> _Given request a_:
In the records that follow, copy out the lines starting at the line that contains "Patent image size: (1386, 1084)." and ending at the line that contains "The chute 14 is at (590, 728).". Include both of those lines.

> _Document extract_:
Tunable LiCl@UiO-66 composites for water sorption-based heat transformation applications

Porous composite materials are potential candidates for water-based adsorptive heat transformation (AHT) applications. Here, the solid adsorbent LiCl@UiO-66 as composite ‘salt inside porous matrix’ (CSPM) has been prepared by incorporating hygroscopic lithium chloride into the microporous metal-organic framework (MOF) UiO-66 as host matrix through the wet impregnation method. In our wet impregnation we did not let dry the excess salt solution to prevent salt precipitation on the matrix surface. This yielded a true salt@MOF composite with no deliquescence of LiCl and strongly enhanced the water adsorption capacity of UiO-66 through the salt content. At p/p0 = 0.1 the water vapor sorption isotherms show a hydration state of LiCl inside the MOF of LiCl·2-4H2O which is much higher than for neat LiCl with 0.5H2O, due to the dispersion of a small particle size inside the matrix. LiCl@UiO-66 with 30 wt% LiCl content (LiCl@UiO-66_30) has a 3 to 8 times higher water uptake over neat UiO-66 (depending on relative pressure) and could reach a volumetric and gravimetric water uptake of over 2.15 g/g at p/p0 = 0.9, which outperforms the so far known UiO-66-based composites. Cycling tests confirmed the hydrothermal stability of the LiCl@UiO-66 composites. Kinetic evalution of the gravimetric water uptake (at 90% relative humidity) over time yielded rate coefficients up to 2.0(1) × 10-4 s–1 which is slower than in neat UiO-66 (6.7(6) × 10-4 s–1) but faster than for salt@silica gel composites. The coefficient of performance for heat pumping mode (at Tdes/Tads/Tevap set to 90/40/10 °C) of 1.64 for LiCl@UiO-66_30 exceeds those of other MOFs, salt@MOF or salt@silica gel composites. For thermal battery applications the heat storage capacity (CHS) for LiCl@UiO-66_30 is 900 kJ/kg (= 0.25 kWh/kg), which can reach the Department of Energy (DOE) value of 2.5 kWh/35 kg with just 10 kg of material and outperforms CaCl2@UiO-66_38 with a CHS value of 367 kJ/kg.

> _Data rows_:
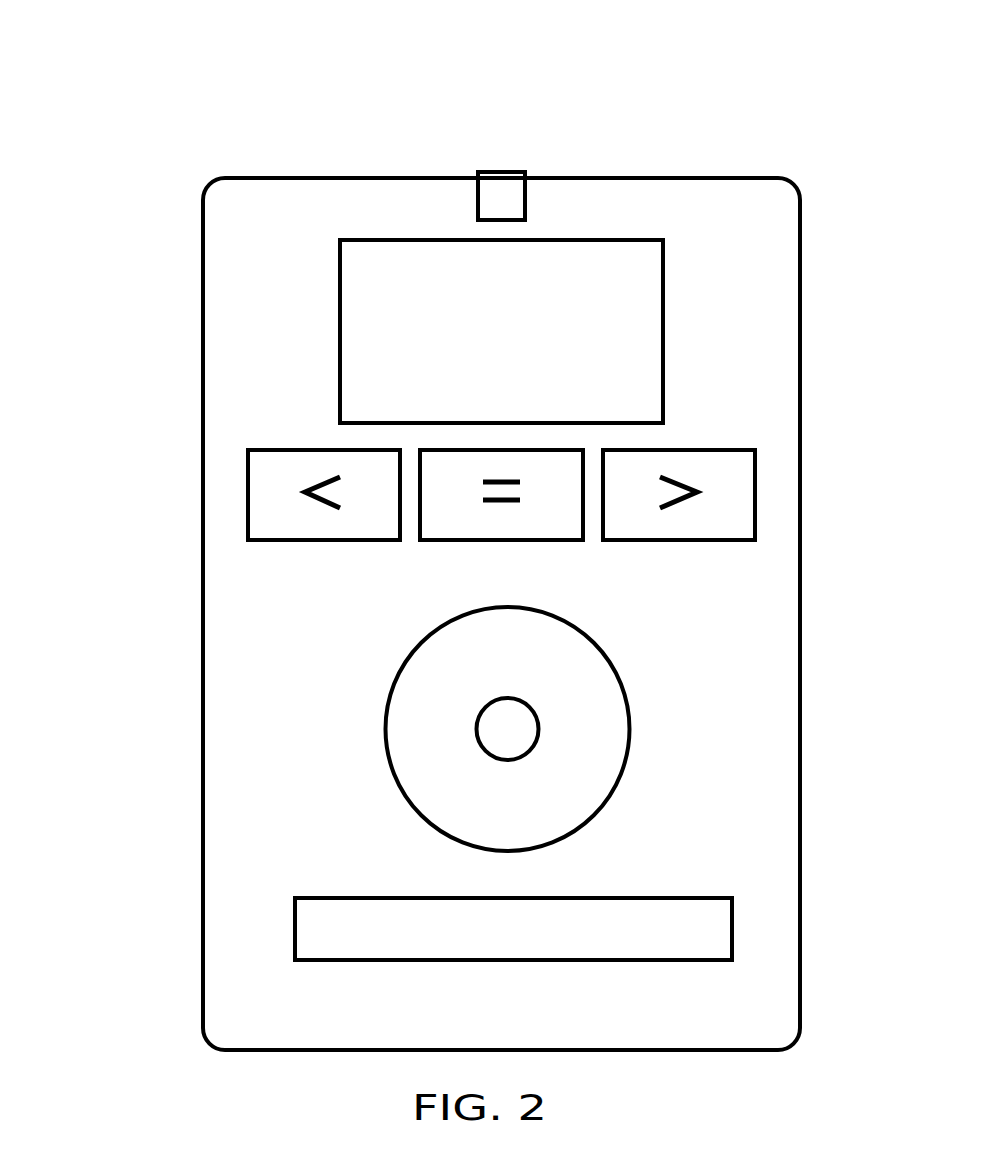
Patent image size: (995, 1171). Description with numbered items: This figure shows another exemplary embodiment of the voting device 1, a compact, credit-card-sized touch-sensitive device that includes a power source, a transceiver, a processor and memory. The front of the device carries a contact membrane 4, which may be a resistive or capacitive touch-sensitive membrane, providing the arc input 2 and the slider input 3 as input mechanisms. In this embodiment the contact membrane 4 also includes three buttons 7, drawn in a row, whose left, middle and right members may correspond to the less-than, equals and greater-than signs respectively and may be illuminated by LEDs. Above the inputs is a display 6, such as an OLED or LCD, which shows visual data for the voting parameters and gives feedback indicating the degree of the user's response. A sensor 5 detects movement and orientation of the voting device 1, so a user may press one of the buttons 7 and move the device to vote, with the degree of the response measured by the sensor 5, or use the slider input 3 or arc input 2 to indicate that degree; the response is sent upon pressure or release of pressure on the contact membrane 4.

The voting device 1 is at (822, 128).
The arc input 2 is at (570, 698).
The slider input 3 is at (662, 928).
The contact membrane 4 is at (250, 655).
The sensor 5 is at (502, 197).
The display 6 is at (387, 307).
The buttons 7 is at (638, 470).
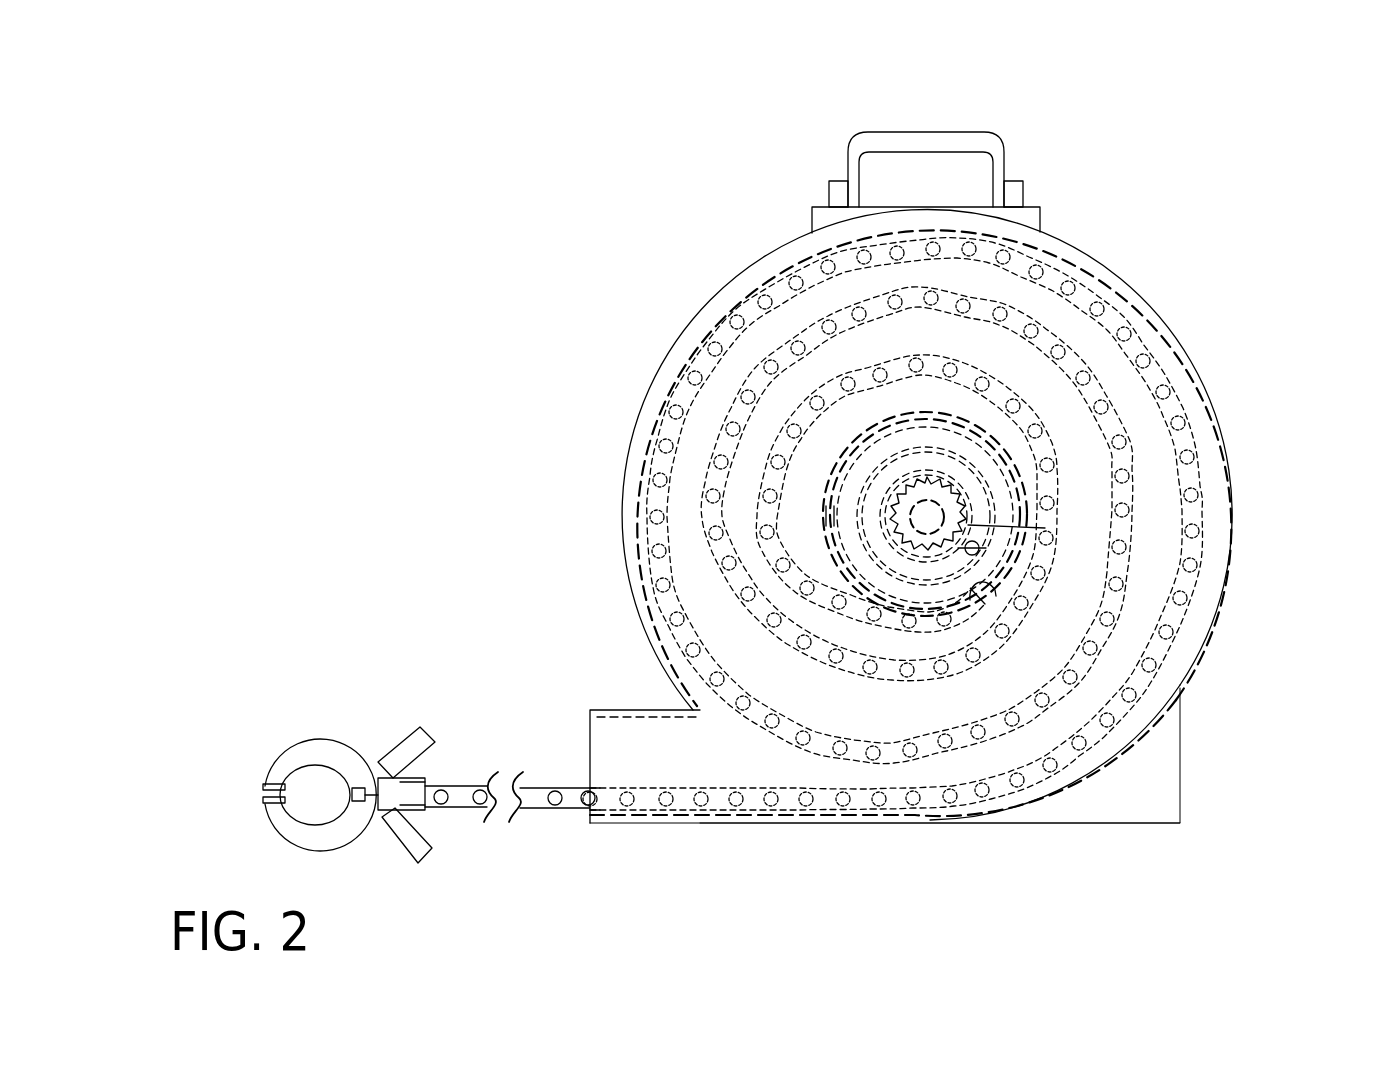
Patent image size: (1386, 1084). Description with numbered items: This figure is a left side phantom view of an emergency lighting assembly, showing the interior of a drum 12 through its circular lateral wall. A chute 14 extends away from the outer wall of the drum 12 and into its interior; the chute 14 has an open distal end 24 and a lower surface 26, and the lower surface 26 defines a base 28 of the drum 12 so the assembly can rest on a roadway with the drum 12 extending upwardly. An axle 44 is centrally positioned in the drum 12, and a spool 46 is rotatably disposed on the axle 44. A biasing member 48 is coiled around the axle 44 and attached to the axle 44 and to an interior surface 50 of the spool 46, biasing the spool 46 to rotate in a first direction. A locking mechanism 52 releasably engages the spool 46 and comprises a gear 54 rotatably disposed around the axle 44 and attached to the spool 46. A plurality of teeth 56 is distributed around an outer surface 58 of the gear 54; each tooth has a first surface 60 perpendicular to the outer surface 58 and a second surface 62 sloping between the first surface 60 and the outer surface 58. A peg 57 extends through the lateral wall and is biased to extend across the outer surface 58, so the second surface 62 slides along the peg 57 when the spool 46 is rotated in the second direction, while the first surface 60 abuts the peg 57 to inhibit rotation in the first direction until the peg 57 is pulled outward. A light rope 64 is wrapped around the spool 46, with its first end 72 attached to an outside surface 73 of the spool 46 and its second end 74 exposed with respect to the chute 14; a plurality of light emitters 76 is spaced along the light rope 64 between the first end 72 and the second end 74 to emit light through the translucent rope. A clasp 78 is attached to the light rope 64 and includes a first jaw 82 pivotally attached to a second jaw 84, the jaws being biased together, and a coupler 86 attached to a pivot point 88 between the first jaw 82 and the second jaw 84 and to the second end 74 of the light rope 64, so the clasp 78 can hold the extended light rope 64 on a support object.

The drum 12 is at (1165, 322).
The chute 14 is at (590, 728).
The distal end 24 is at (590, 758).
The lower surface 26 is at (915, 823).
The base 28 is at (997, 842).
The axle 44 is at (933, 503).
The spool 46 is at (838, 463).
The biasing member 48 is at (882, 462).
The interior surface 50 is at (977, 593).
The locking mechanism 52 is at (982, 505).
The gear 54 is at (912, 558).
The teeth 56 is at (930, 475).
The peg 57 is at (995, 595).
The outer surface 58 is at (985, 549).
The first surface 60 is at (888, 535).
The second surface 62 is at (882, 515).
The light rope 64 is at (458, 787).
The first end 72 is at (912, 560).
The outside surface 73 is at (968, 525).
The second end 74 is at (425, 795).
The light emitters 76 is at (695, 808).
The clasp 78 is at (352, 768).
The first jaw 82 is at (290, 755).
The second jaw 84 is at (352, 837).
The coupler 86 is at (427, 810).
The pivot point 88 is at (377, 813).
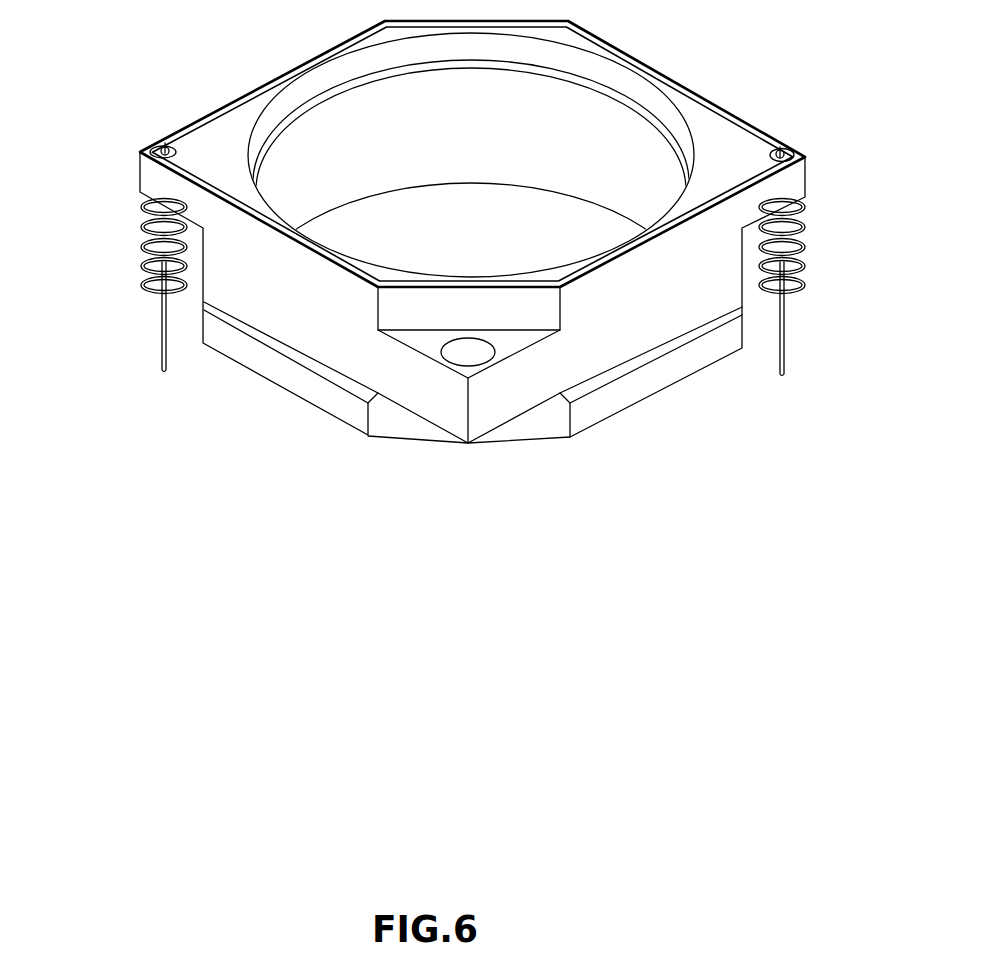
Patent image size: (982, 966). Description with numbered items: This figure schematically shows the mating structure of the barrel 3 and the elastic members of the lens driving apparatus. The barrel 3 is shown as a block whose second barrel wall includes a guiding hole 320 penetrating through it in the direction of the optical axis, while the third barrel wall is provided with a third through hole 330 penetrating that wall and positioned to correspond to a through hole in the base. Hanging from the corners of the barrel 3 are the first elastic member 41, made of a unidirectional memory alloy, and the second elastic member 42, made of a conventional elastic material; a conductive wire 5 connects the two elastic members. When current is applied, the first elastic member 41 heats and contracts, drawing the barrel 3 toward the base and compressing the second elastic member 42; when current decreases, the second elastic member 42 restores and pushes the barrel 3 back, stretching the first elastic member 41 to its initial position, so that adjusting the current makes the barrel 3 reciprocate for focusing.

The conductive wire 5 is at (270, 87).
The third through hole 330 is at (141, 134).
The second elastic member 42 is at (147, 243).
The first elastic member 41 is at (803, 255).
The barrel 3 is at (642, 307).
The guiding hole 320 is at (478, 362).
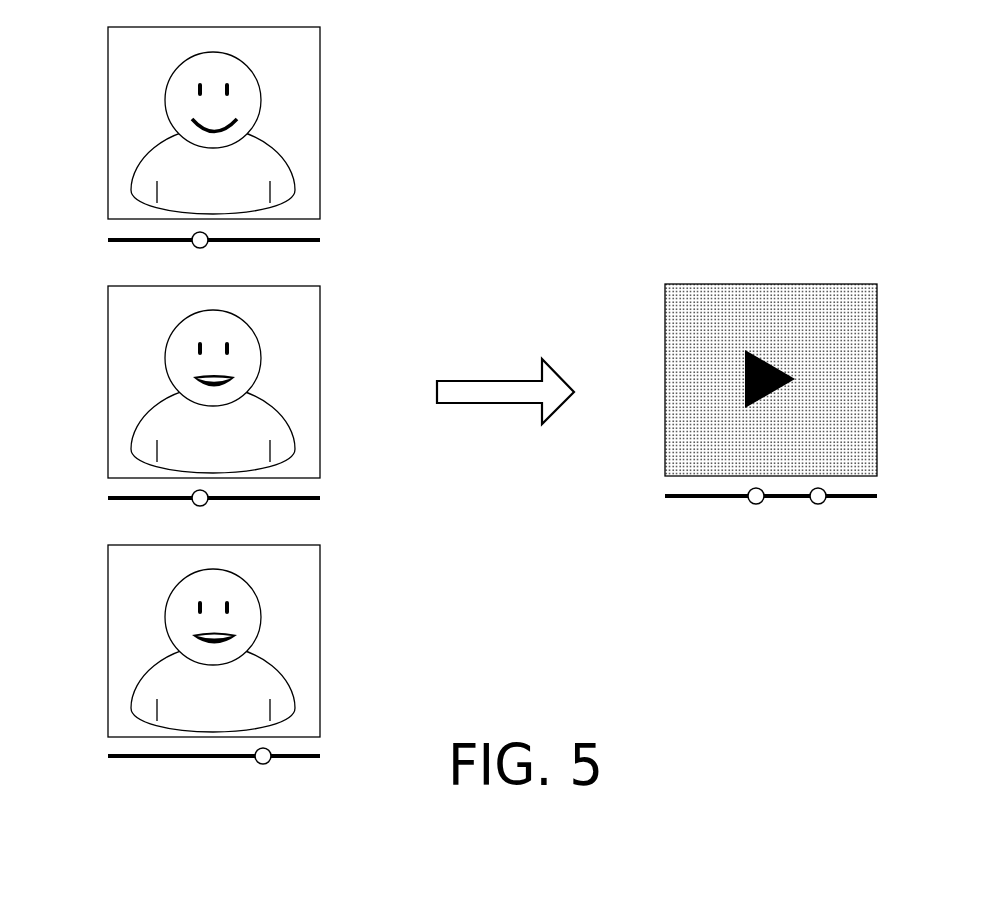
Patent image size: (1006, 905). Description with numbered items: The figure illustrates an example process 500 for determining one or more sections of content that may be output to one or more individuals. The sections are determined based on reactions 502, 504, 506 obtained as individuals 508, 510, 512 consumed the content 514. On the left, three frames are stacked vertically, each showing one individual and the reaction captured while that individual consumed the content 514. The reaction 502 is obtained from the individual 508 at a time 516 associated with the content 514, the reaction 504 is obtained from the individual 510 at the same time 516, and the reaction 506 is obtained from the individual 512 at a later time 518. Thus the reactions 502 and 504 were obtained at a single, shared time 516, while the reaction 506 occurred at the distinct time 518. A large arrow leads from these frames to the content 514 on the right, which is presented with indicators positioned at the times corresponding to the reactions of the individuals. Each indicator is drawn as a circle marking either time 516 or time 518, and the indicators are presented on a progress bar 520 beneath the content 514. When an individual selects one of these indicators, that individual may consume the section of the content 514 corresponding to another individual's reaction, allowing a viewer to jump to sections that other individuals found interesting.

> _Given request b_:
Answer these questions from the LiCl@UiO-66 text above:
(i) By what method was lithium chloride incorporated into UiO-66?
(ii) What coefficient of performance for heat pumping mode does LiCl@UiO-66_30 reach?
(iii) What heat storage capacity does CaCl2@UiO-66_38 have?

> _Task result a_:
Patent image size: (1386, 1084). Description with numbered items: This figure is a left side phantom view of an emergency lighting assembly, showing the interior of a drum 12 through its circular lateral wall. A chute 14 extends away from the outer wall of the drum 12 and into its interior; the chute 14 has an open distal end 24 and a lower surface 26, and the lower surface 26 defines a base 28 of the drum 12 so the assembly can rest on a roadway with the drum 12 extending upwardly. An axle 44 is centrally positioned in the drum 12, and a spool 46 is rotatably disposed on the axle 44. A biasing member 48 is coiled around the axle 44 and attached to the axle 44 and to an interior surface 50 of the spool 46, biasing the spool 46 to rotate in a first direction. A locking mechanism 52 releasably engages the spool 46 and comprises a gear 54 rotatably disposed around the axle 44 and attached to the spool 46. A plurality of teeth 56 is distributed around an outer surface 58 of the gear 54; each tooth has a first surface 60 perpendicular to the outer surface 58 and a second surface 62 sloping between the first surface 60 and the outer surface 58. A peg 57 extends through the lateral wall and is biased to extend across the outer surface 58, so the second surface 62 slides along the peg 57 when the spool 46 is rotated in the second direction, while the first surface 60 abuts the peg 57 to inhibit rotation in the first direction until the peg 57 is pulled outward. A light rope 64 is wrapped around the spool 46, with its first end 72 attached to an outside surface 73 of the spool 46 and its second end 74 exposed with respect to the chute 14; a plurality of light emitters 76 is spaced along the light rope 64 between the first end 72 and the second end 74 to emit light through the translucent rope. A clasp 78 is attached to the light rope 64 and includes a first jaw 82 pivotally attached to a second jaw 84, the jaws being biased together, and a coupler 86 attached to a pivot point 88 between the first jaw 82 and the second jaw 84 and to the second end 74 of the light rope 64, so the clasp 78 can hold the extended light rope 64 on a support object.

The drum 12 is at (1165, 322).
The chute 14 is at (590, 728).

> _Task result b_:
(i) The wet impregnation method.
(ii) 1.64.
(iii) 367 kJ/kg.